> [MATERIAL FOR THE TASK]
>>

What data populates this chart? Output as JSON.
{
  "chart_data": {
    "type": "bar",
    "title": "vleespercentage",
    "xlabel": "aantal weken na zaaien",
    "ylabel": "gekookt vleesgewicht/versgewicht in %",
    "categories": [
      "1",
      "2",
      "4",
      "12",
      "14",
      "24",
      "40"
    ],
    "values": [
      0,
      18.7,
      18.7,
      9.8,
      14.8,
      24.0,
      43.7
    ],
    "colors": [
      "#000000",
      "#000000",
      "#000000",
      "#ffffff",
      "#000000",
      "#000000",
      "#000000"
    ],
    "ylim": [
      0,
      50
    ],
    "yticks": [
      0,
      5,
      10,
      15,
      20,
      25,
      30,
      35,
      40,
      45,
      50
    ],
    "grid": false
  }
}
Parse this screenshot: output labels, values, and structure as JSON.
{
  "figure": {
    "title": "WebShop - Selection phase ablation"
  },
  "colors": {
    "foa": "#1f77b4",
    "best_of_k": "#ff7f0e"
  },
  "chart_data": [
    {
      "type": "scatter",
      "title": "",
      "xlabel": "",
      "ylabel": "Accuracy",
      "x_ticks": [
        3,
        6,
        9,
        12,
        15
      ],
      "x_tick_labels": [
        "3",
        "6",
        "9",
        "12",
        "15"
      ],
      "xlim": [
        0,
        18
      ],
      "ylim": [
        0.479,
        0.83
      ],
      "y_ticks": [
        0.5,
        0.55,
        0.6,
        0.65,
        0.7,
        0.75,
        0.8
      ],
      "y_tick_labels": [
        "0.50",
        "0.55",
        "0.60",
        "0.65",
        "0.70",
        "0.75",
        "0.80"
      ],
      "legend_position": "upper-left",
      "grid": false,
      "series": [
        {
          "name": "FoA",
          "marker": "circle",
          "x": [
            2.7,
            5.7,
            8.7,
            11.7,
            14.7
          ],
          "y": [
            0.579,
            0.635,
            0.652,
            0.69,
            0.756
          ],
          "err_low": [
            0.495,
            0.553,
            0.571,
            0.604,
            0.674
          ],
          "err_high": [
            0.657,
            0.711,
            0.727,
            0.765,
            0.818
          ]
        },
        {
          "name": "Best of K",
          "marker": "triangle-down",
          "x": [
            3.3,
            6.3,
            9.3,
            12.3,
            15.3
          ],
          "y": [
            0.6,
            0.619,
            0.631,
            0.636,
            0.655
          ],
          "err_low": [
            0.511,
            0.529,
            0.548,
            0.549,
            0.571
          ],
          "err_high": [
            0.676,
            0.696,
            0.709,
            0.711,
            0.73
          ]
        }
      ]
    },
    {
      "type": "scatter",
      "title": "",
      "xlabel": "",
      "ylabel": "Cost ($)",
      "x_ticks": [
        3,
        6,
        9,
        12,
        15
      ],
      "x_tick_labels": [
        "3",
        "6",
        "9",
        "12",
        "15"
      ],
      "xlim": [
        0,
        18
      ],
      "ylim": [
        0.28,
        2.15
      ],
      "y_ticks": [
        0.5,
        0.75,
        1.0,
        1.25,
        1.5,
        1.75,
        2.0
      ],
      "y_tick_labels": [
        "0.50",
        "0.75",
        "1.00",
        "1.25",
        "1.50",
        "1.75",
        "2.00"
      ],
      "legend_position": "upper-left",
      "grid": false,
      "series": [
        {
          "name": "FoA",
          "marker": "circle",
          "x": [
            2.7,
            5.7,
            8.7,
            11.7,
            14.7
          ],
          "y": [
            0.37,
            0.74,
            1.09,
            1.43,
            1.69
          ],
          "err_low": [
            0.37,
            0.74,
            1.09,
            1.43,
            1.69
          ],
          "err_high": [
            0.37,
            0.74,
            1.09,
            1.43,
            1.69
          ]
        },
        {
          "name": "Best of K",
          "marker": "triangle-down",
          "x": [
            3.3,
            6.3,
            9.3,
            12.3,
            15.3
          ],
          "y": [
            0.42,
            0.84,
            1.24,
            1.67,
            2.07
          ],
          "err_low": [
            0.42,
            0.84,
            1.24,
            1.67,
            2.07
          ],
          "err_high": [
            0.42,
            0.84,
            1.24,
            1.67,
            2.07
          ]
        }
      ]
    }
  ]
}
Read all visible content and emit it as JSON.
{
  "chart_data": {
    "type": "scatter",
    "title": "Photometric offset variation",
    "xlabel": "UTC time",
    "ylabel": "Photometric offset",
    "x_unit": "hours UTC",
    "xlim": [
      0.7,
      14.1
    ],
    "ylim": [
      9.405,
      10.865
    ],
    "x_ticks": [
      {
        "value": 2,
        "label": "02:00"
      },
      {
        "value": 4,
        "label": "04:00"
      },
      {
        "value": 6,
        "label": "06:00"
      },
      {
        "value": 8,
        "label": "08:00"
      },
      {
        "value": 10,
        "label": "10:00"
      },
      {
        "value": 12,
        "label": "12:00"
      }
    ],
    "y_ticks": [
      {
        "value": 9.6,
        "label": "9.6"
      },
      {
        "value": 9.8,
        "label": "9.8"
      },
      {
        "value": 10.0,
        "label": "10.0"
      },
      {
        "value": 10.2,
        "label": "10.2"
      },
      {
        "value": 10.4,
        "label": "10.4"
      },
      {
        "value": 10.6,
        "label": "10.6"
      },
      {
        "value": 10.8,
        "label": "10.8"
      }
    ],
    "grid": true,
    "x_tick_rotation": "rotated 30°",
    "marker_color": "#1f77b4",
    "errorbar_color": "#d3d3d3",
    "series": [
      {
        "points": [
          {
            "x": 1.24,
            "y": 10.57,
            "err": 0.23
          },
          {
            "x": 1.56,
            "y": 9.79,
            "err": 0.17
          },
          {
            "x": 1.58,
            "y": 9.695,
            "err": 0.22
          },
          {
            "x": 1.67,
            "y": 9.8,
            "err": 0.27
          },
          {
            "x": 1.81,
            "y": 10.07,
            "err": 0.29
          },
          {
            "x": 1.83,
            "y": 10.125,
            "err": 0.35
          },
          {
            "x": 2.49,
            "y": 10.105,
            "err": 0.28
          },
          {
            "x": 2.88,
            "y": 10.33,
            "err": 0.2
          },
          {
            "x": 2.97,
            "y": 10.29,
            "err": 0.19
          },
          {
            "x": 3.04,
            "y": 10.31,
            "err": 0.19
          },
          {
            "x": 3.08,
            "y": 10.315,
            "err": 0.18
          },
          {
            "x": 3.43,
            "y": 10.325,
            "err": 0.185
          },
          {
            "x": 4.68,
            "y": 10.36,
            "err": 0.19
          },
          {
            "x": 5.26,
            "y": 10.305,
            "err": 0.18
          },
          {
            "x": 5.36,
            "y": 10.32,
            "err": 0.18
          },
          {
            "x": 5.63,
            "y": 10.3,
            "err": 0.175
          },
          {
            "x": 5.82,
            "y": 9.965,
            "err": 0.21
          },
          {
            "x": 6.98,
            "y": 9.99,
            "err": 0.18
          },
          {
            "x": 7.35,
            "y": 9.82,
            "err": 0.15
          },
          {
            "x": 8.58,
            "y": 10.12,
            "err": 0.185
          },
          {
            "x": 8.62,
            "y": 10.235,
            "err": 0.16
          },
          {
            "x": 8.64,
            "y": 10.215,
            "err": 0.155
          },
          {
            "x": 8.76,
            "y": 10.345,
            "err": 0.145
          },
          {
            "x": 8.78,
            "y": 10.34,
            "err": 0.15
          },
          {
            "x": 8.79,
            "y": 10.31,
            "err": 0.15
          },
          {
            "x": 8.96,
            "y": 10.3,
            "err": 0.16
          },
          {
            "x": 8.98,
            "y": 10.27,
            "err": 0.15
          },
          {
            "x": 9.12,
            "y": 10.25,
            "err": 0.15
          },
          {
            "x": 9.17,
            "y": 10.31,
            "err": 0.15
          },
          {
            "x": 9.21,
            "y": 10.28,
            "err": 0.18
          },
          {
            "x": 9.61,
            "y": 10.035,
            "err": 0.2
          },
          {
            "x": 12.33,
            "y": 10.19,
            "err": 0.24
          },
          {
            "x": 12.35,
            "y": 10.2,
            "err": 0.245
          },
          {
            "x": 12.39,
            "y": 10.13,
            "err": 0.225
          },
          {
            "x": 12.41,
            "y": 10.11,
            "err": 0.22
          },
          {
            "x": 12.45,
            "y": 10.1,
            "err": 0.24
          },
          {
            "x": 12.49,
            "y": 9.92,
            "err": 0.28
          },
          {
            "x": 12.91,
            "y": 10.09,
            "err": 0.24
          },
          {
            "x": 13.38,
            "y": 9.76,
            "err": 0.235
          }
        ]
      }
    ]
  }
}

<<

Gather every line from the listing above in which the word "values" appears.

> [COMPLETED EXERCISE]
    "values": [
Parse this screenshot: output labels, values, and structure as JSON.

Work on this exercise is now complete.